Below is a set of entries. Reproduce exactly the lines from the one containing "Extract all readable text from this page." through the end, both included.

+++ Records for the exercise +++

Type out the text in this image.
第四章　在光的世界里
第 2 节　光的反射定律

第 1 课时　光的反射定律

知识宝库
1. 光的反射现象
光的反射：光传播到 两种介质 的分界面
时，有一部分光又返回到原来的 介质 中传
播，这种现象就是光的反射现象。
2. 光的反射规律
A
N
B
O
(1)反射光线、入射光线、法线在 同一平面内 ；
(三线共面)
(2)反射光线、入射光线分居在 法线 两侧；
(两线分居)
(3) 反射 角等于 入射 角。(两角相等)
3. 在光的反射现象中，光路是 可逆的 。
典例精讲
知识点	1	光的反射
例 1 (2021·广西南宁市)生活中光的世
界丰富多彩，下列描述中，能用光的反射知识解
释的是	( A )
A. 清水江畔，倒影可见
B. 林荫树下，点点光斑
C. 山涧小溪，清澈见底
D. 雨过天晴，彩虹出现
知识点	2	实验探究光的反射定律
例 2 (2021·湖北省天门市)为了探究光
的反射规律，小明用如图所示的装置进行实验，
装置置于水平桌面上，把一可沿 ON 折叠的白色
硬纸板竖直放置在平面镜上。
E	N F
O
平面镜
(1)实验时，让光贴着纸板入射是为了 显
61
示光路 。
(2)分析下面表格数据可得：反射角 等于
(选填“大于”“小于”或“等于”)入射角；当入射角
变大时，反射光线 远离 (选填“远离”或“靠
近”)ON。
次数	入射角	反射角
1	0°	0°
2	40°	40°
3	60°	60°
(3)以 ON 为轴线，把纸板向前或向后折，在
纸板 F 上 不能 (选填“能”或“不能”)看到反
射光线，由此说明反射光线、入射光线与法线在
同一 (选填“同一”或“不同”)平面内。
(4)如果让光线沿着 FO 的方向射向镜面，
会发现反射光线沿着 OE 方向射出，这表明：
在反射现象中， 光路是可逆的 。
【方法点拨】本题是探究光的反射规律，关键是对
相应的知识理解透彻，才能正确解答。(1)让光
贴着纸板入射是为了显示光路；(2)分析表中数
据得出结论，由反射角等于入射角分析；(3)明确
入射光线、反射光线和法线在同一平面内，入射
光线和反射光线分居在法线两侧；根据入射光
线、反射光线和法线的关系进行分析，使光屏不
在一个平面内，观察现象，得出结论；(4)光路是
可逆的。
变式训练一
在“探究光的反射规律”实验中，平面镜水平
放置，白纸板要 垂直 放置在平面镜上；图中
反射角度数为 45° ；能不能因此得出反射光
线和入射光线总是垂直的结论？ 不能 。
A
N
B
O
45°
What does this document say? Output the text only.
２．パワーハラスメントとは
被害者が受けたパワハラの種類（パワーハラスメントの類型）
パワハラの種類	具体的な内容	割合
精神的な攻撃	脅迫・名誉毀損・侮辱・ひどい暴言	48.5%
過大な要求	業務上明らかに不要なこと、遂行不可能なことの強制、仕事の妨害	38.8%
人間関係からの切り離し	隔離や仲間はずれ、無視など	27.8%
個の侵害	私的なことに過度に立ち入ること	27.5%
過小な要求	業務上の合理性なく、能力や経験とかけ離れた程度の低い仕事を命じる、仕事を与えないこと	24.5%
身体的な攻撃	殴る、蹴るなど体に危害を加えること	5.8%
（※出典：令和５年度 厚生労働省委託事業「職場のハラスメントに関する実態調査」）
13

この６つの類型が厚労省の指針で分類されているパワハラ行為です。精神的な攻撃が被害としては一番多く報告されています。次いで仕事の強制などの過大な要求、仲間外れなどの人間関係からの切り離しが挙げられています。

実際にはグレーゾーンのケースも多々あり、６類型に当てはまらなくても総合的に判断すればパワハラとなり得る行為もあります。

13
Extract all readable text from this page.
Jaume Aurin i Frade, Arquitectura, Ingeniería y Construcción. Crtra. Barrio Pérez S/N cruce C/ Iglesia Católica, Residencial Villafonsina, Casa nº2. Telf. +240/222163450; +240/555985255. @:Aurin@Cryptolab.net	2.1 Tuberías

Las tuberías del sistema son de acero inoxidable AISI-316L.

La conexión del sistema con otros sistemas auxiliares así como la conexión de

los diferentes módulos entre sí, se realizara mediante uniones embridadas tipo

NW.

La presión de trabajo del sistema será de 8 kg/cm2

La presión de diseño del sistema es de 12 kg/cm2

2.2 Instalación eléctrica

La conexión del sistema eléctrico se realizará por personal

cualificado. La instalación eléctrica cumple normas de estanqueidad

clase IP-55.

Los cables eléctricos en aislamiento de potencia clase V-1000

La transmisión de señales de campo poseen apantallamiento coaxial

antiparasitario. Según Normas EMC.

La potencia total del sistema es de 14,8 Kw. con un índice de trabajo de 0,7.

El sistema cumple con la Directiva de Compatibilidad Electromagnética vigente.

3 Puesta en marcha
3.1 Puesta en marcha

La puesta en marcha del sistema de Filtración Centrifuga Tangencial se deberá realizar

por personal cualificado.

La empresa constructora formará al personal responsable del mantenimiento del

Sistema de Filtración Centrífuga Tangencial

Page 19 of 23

+++

▸ **Answer to this problem**
Extract all readable text from this page.
Jaume Aurin i Frade, Arquitectura, Ingeniería y Construcción. Crtra. Barrio Pérez S/N cruce C/ Iglesia Católica, Residencial Villafonsina, Casa nº2. Telf. +240/222163450; +240/555985255. @:Aurin@Cryptolab.net	2.1 Tuberías

Las tuberías del sistema son de acero inoxidable AISI-316L.

La conexión del sistema con otros sistemas auxiliares así como la conexión de

los diferentes módulos entre sí, se realizara mediante uniones embridadas tipo

NW.

La presión de trabajo del sistema será de 8 kg/cm2

La presión de diseño del sistema es de 12 kg/cm2

2.2 Instalación eléctrica

La conexión del sistema eléctrico se realizará por personal

cualificado. La instalación eléctrica cumple normas de estanqueidad

clase IP-55.

Los cables eléctricos en aislamiento de potencia clase V-1000

La transmisión de señales de campo poseen apantallamiento coaxial

antiparasitario. Según Normas EMC.

La potencia total del sistema es de 14,8 Kw. con un índice de trabajo de 0,7.

El sistema cumple con la Directiva de Compatibilidad Electromagnética vigente.

3 Puesta en marcha
3.1 Puesta en marcha

La puesta en marcha del sistema de Filtración Centrifuga Tangencial se deberá realizar

por personal cualificado.

La empresa constructora formará al personal responsable del mantenimiento del

Sistema de Filtración Centrífuga Tangencial

Page 19 of 23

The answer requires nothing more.